#### GIVEN ENTRIES ####
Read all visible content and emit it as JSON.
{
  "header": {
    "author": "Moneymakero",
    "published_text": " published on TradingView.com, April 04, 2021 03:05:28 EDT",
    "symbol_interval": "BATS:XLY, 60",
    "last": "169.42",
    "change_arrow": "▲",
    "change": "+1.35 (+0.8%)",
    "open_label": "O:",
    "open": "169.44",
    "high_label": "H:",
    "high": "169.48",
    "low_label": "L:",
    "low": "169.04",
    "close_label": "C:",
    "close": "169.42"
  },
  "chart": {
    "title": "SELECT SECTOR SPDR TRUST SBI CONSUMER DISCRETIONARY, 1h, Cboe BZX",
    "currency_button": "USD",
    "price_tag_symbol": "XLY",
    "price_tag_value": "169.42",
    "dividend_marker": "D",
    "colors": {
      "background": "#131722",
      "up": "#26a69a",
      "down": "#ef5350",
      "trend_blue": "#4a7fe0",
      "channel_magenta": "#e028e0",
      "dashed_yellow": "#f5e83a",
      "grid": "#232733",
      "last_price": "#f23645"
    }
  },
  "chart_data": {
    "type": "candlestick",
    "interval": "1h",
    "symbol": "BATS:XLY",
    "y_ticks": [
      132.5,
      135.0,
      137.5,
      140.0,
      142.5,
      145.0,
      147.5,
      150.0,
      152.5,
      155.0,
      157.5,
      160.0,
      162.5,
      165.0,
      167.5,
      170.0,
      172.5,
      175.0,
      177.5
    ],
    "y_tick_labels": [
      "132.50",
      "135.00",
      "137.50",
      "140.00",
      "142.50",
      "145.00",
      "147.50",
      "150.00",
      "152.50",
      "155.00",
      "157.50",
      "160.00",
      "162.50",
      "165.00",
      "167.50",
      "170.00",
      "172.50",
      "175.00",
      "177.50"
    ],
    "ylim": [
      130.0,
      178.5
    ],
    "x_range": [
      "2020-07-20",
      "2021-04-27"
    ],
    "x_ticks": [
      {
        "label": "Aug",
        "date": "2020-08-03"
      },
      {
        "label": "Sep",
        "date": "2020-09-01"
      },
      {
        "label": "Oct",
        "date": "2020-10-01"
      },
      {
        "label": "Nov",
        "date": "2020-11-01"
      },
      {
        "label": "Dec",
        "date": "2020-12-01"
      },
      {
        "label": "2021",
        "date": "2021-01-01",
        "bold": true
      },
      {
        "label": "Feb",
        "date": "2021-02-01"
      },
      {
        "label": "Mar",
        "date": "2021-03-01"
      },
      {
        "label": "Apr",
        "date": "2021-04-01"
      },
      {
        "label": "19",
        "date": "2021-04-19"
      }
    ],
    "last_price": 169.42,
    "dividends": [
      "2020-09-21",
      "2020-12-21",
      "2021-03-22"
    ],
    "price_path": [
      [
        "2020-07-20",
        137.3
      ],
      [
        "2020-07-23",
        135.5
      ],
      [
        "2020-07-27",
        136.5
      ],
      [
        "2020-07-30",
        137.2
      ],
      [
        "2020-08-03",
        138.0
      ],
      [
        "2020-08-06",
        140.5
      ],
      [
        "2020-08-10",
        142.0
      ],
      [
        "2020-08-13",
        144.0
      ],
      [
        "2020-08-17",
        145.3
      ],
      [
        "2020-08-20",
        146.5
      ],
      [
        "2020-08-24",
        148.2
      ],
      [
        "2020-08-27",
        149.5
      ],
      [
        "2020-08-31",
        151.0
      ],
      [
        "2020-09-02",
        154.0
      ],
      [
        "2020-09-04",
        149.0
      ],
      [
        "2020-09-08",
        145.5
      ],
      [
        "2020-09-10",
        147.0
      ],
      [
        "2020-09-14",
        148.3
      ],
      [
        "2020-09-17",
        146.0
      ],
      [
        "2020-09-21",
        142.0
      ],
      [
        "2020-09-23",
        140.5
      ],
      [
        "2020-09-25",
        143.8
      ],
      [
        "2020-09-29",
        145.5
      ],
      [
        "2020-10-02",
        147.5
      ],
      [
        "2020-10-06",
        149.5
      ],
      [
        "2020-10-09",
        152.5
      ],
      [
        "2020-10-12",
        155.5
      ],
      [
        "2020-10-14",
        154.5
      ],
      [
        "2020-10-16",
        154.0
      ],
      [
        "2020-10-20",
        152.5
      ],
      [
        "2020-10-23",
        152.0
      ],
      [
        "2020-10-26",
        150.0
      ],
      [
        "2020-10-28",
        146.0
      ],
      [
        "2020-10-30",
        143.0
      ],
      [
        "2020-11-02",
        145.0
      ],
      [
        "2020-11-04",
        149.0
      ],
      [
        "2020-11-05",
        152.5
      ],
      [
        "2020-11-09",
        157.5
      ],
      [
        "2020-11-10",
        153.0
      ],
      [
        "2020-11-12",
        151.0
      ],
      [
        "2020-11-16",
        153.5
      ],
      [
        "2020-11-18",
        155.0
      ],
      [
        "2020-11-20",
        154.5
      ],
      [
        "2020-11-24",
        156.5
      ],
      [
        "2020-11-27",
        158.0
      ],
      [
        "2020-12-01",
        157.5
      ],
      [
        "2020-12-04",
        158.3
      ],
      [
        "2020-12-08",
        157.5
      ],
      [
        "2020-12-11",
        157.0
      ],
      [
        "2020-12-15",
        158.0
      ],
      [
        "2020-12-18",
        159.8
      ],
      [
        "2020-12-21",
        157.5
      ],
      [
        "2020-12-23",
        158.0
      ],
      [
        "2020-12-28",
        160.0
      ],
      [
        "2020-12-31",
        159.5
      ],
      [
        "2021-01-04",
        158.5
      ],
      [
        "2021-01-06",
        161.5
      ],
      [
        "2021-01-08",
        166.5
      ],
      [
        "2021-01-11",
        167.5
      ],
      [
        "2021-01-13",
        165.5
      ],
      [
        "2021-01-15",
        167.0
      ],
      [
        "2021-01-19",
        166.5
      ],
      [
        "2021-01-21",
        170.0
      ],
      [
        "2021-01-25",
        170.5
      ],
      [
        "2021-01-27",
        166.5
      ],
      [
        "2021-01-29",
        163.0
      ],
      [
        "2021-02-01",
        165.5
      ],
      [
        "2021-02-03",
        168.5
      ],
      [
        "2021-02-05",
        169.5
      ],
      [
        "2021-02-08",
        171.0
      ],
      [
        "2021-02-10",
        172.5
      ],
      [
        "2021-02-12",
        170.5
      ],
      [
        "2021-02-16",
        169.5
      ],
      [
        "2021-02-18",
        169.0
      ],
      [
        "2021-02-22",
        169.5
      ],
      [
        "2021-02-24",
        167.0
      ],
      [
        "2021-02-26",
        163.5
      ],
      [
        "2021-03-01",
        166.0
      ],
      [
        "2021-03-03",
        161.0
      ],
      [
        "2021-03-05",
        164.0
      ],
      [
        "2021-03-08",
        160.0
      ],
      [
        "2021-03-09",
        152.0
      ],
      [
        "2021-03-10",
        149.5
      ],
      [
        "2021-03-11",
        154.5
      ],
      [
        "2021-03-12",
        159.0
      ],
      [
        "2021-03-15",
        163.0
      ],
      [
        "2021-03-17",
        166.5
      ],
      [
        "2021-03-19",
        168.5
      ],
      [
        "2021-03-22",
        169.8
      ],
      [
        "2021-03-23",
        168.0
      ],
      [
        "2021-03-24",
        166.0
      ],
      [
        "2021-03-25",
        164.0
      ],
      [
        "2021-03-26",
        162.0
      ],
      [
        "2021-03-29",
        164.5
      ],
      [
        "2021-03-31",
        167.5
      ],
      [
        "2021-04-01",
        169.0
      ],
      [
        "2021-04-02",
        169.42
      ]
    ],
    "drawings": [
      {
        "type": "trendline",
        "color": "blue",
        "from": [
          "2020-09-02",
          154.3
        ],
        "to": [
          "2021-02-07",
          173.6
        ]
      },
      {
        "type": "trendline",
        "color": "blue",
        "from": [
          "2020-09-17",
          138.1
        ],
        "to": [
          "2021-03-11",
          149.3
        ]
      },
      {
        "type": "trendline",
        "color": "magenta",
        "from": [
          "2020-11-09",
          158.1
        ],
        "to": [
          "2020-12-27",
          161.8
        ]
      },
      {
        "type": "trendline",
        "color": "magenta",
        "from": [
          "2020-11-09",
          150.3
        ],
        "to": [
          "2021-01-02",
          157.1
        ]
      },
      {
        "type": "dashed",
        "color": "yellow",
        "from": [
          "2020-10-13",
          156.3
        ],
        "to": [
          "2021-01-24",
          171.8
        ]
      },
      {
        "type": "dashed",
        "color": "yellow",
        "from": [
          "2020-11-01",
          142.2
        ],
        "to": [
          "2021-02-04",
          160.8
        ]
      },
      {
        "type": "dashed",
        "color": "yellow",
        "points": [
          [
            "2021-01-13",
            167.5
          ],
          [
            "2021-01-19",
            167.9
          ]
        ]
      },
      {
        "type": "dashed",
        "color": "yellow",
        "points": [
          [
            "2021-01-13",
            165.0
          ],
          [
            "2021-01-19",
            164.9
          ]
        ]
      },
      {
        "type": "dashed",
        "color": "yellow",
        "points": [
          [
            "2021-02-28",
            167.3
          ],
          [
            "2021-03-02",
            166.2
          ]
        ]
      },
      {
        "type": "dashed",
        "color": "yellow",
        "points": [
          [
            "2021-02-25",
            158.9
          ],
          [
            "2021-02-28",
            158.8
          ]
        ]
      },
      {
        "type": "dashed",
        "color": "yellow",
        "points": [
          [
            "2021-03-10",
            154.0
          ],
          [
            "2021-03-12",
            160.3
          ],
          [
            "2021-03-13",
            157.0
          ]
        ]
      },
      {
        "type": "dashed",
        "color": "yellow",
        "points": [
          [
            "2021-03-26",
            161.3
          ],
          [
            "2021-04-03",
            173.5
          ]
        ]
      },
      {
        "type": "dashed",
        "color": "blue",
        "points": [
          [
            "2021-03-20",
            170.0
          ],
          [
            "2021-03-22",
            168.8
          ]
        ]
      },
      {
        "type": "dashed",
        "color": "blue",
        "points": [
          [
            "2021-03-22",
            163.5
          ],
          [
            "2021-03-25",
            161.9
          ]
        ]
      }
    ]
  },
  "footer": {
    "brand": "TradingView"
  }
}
####
• **SET PROBLEM**:
Search the entries for the word "date" and copy every line that has it.

• **RESPONSE**:
        "date": "2020-08-03"
        "date": "2020-09-01"
        "date": "2020-10-01"
        "date": "2020-11-01"
        "date": "2020-12-01"
        "date": "2021-01-01",
        "date": "2021-02-01"
        "date": "2021-03-01"
        "date": "2021-04-01"
        "date": "2021-04-19"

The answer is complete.